• **What is being asked**:
How many lines in these records hold the string "Area"? State only that number.

>> BEGIN

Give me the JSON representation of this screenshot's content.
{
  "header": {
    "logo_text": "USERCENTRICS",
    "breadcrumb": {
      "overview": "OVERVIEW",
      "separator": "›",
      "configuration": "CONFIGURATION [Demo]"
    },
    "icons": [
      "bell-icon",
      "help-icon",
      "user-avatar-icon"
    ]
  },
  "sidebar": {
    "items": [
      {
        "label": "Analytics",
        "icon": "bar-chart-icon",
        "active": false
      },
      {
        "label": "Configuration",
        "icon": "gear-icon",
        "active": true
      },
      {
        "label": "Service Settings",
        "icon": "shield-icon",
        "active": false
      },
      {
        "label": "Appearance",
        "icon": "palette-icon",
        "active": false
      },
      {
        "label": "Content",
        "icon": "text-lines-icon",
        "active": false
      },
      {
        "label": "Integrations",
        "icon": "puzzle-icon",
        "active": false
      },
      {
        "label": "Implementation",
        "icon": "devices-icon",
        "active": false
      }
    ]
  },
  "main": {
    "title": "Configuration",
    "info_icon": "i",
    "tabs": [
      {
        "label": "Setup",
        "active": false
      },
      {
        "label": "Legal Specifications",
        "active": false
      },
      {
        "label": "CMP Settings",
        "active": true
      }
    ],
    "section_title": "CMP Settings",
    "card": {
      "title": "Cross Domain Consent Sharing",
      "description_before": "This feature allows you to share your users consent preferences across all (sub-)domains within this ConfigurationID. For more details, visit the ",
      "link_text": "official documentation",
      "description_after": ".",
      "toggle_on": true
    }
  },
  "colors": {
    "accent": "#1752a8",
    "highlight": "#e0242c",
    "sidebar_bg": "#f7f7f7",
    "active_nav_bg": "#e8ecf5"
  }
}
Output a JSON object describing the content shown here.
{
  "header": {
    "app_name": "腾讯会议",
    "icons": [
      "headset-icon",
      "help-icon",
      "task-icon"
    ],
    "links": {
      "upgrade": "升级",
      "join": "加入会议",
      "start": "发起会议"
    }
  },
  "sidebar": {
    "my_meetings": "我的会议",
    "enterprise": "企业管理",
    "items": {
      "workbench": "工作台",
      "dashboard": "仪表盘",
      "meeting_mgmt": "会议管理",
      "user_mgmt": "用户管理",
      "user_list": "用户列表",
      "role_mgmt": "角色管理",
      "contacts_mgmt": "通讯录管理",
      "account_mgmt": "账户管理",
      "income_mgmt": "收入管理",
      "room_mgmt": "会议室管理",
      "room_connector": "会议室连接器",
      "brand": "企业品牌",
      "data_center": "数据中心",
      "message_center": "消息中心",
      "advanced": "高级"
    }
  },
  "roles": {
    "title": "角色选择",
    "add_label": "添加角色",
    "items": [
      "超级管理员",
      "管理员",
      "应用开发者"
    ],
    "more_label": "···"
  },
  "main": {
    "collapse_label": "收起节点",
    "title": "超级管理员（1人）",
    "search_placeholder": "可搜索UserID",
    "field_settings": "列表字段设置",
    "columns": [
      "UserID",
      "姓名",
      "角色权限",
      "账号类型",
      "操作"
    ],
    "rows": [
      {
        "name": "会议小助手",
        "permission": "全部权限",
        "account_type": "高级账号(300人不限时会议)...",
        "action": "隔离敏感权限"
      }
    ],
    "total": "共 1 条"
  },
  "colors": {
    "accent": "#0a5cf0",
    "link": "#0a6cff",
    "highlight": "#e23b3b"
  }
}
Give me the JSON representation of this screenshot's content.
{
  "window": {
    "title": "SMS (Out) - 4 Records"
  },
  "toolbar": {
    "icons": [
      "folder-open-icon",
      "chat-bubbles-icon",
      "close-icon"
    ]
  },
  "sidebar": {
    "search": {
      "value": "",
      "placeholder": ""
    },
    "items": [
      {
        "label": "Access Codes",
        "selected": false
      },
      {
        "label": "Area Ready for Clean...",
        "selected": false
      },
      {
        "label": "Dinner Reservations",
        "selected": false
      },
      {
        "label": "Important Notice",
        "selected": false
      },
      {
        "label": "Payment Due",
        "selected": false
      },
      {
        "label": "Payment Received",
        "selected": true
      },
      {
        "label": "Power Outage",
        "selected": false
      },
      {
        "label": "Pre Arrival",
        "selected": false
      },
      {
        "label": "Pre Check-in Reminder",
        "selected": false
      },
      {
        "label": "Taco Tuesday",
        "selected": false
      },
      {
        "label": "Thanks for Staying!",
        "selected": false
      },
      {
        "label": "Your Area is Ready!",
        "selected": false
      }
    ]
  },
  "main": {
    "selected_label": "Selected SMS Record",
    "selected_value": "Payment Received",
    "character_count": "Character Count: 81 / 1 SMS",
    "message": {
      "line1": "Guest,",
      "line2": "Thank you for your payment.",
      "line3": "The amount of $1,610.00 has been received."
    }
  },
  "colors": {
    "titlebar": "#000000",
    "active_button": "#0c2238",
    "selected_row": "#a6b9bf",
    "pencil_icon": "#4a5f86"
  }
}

>> END

• **Complete response**:
2